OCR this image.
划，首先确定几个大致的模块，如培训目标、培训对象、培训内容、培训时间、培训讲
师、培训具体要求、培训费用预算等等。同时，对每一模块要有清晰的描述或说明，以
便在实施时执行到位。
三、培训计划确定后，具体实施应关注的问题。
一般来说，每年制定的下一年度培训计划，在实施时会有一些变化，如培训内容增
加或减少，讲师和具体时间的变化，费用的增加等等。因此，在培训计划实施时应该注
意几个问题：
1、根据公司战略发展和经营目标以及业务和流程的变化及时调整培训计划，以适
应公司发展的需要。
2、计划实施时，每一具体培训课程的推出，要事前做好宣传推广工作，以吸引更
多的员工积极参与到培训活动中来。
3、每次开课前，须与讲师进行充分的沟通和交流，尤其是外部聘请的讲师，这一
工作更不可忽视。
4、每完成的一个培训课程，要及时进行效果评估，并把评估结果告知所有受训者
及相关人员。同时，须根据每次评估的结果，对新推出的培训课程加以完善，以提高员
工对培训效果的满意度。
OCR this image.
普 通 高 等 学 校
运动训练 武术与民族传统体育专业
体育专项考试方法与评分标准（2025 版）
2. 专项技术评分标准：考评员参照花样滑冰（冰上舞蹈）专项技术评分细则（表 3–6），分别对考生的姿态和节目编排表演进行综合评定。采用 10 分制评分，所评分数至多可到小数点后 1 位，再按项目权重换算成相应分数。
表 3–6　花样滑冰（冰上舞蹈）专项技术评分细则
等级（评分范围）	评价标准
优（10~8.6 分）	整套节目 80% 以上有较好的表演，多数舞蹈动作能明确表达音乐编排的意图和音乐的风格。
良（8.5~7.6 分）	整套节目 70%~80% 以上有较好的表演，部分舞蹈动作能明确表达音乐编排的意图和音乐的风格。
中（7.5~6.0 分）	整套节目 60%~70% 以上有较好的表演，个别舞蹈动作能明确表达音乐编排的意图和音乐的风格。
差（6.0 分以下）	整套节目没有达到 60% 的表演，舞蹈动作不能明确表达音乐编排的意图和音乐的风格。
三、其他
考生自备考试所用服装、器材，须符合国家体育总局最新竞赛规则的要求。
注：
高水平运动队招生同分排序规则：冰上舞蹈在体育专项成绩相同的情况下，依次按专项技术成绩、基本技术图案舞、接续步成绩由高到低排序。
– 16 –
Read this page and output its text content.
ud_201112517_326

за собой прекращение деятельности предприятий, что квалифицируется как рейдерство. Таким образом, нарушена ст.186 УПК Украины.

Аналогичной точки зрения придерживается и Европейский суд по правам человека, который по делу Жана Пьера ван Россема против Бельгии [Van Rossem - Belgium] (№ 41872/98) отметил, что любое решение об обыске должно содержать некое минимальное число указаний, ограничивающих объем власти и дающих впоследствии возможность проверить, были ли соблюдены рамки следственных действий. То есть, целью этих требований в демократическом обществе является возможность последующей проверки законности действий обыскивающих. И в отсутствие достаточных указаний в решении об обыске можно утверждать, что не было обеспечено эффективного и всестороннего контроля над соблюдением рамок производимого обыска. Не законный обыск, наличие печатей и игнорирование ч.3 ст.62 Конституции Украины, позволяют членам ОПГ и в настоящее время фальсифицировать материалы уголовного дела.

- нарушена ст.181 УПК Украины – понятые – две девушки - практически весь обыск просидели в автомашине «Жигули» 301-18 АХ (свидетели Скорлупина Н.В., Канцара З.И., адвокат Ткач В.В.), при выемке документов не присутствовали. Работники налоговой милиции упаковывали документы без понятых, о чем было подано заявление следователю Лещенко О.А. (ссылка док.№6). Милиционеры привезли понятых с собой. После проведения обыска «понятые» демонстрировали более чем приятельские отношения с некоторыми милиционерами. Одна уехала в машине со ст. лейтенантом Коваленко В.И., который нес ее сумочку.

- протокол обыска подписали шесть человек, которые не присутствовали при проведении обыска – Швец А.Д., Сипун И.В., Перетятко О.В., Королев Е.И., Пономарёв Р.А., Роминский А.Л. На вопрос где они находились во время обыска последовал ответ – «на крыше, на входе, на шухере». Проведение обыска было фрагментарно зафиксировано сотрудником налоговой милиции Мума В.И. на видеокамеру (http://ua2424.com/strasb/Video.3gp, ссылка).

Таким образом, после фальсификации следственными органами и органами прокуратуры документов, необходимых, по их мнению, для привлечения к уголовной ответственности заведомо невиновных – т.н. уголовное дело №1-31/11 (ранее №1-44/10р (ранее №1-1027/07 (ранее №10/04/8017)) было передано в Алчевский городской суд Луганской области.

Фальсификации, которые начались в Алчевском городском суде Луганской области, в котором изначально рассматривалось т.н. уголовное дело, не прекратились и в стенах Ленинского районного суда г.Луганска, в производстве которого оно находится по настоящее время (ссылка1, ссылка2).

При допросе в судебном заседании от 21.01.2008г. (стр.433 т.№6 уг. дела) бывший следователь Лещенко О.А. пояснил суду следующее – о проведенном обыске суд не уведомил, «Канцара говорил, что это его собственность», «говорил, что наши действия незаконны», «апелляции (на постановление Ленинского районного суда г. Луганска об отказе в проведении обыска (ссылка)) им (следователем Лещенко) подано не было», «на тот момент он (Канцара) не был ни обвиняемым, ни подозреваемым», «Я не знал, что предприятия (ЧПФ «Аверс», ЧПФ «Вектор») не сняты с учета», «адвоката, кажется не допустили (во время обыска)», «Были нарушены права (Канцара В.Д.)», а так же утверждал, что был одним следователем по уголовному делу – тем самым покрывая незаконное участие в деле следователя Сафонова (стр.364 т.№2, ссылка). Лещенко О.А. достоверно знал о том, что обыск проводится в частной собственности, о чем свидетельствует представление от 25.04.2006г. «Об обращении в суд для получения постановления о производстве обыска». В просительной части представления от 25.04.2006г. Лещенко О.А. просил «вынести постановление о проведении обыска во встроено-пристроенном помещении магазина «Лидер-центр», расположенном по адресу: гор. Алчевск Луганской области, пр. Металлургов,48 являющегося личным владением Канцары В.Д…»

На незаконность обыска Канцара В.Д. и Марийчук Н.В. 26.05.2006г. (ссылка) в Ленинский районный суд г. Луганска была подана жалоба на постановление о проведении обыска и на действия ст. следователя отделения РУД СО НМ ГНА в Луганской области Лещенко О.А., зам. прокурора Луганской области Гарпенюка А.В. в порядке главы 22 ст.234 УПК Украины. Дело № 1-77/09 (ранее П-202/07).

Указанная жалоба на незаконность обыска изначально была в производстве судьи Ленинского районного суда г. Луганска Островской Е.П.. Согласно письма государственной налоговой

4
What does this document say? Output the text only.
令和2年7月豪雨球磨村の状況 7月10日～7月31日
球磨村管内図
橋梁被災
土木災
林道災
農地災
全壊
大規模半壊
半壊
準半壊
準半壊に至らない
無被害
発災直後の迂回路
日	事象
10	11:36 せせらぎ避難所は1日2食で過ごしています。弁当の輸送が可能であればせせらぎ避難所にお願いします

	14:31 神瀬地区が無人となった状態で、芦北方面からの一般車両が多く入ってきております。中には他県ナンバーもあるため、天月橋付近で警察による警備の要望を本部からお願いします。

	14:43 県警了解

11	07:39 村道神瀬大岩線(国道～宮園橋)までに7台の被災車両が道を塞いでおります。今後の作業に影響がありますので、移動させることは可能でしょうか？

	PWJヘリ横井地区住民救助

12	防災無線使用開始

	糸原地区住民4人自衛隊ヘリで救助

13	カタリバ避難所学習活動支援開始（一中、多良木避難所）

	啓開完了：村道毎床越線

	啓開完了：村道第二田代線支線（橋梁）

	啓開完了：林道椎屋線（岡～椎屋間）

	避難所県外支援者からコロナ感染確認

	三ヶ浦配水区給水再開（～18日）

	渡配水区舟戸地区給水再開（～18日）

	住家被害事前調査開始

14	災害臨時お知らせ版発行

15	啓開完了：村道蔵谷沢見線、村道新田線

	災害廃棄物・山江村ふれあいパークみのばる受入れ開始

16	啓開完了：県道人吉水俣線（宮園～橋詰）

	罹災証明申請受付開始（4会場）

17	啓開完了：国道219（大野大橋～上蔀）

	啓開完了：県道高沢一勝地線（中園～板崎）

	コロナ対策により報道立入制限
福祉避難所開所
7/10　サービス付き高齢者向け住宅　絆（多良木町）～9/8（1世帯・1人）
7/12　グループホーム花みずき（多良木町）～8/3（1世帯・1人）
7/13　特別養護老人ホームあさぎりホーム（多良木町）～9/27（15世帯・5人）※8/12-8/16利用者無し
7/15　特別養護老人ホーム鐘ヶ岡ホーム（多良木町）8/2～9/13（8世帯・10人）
--------------------------------
Task description: Go through the records and show every line with the string "образом" in it.

Correct output:
за собой прекращение деятельности предприятий, что квалифицируется как рейдерство. Таким образом, нарушена ст.186 УПК Украины.
Таким образом, после фальсификации следственными органами и органами прокуратуры документов, необходимых, по их мнению, для привлечения к уголовной ответственности заведомо невиновных – т.н. уголовное дело №1-31/11 (ранее №1-44/10р (ранее №1-1027/07 (ранее №10/04/8017)) было передано в Алчевский городской суд Луганской области.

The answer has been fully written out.